• [PROBLEMS TO SOLVE]
a. Answer these questions about the sick fish thread:
(i) Which part of the rainbow fish is swollen?
(ii) What did Green Baron add after quarantining the fish?
(iii) Which book did timebomb consult?
b. Continue the sick fish thread, starting after its final sentence.

# Killies Import > Non-Killie Segment >  Sick fish

## Green Baron

I just noticed one of my rainbow fish has a swollen gills.  :Sad:  


What disease is this and how should I treat it ?

----------


## Green Baron

Nobody knows ?  :Shocked:

----------


## Scott_sg

Gan how is the fish? I really don't know either, I can take wild guesses at some sort of parasite, gill worms etc. Curious if you find out.

Scott.

----------


## Green Baron

I have quarantined the fish and put in some Japanese yellow powder. The fish is still alive but not recovering.

Someone said it cannot be parasite or gill worm because if it is, all my fishes would have had the same symptom. I don't know what to make of it. 

I will go to fish shop this weekend to get look for gill related medication.

Can you recommend any medication if it is parasite or gill worm ?

----------


## timebomb

Gan,

I tried to look for an answer to your question by referring to my book, "Manual of Fish Health" but couldn't find anything conclusive.

Page segmentation data:
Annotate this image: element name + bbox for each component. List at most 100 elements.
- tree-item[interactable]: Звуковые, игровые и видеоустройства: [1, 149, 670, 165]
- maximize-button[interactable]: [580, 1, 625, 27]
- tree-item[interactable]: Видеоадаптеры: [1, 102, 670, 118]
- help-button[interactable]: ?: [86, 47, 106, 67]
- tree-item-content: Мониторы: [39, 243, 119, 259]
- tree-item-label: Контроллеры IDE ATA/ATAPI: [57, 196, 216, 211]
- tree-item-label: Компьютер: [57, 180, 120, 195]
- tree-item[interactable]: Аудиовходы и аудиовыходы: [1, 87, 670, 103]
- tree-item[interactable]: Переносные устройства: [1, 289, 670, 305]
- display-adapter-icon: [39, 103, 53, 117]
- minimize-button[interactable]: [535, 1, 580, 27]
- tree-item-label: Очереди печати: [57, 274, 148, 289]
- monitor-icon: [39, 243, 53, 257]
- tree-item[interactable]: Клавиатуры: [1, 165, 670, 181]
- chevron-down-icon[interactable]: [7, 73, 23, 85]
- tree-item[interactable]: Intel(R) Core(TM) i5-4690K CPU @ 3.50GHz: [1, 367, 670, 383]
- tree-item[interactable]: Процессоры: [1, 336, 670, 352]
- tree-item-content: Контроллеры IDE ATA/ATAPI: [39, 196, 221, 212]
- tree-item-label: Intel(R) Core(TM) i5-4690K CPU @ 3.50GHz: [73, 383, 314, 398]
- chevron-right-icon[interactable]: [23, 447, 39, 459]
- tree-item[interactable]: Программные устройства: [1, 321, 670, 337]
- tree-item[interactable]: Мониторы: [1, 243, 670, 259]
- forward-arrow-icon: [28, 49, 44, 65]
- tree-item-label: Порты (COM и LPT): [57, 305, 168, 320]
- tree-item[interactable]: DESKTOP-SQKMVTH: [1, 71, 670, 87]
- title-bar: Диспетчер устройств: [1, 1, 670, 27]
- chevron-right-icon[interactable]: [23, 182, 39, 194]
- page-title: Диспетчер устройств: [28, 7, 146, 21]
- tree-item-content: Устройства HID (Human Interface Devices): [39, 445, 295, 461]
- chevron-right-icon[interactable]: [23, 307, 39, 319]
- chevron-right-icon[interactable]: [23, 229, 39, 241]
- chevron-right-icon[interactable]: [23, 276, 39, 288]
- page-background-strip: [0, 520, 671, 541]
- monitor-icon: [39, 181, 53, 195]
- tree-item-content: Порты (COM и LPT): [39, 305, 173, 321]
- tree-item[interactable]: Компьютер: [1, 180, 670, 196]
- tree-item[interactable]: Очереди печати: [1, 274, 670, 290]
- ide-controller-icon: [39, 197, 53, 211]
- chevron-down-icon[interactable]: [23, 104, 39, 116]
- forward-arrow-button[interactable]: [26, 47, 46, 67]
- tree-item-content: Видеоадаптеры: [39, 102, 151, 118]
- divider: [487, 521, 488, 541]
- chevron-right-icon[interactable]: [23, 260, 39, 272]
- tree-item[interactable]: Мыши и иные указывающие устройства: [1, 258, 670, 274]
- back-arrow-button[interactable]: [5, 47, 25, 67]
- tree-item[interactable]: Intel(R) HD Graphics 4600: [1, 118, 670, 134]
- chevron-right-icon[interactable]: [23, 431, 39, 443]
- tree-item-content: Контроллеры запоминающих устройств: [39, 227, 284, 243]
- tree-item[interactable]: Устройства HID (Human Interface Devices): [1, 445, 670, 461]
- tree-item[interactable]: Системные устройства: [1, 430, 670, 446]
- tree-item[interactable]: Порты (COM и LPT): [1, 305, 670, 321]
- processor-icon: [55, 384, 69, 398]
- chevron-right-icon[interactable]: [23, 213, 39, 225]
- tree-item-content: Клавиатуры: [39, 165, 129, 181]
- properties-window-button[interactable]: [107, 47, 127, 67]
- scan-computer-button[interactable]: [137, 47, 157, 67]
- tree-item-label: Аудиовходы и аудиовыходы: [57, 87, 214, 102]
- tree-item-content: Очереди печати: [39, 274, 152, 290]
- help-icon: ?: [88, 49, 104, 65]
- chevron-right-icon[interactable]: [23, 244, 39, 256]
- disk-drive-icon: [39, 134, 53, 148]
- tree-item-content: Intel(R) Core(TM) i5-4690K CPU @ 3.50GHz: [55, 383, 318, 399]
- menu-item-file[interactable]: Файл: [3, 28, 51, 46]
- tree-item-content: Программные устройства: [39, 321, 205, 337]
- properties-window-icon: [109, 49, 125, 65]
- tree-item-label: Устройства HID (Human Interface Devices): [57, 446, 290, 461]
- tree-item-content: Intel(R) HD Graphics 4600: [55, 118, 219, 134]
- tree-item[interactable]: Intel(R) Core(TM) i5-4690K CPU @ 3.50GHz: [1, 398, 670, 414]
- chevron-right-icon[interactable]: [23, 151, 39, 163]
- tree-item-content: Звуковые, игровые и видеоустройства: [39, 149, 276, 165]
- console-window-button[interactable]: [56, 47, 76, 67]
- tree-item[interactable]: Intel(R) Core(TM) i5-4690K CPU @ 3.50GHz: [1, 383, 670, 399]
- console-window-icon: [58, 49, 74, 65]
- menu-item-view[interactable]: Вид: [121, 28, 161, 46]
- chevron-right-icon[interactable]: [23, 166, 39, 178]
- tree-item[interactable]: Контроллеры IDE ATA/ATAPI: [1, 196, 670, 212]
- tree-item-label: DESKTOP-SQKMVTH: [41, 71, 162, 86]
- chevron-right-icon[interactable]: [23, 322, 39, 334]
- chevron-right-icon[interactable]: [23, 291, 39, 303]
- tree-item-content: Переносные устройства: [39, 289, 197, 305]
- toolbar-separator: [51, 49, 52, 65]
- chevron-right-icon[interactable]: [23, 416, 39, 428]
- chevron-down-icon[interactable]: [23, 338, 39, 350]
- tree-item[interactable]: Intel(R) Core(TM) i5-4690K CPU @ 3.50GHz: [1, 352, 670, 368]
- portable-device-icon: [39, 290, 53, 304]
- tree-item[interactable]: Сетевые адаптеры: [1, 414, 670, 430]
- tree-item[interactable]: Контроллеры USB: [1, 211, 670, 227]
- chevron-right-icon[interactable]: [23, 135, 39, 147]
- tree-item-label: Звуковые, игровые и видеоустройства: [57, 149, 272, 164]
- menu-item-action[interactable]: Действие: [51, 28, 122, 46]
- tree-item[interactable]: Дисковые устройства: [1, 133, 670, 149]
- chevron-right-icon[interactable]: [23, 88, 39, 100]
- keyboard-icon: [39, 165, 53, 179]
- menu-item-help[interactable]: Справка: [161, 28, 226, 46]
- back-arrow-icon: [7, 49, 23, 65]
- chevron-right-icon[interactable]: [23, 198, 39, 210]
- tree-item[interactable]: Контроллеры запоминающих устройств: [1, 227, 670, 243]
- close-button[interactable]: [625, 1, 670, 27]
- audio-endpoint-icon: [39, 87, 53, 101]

• [EXPECTED RESPONSES]
a.
(i) Its gills.
(ii) Some Japanese yellow powder.
(iii) "Manual of Fish Health".

b.
I seriously doubt your fish has gill worms or parasites. More likely, it's some sort of metal poisoning. If it's only one fish showing the symptoms, I would suggest you don't do anything, other than putting it in quarantine. It may sound cruel but it's not worth the price of the medicine to treat just one fish.

Loh K L

----------


## Green Baron

Kwek Leong,
Thanks for taking the trouble to lookup your fish book. I'll take your advice not to apply any medication and see what happens.
The only problem now is the fish is not eating :-( It is ignoring blood worms and food pellets.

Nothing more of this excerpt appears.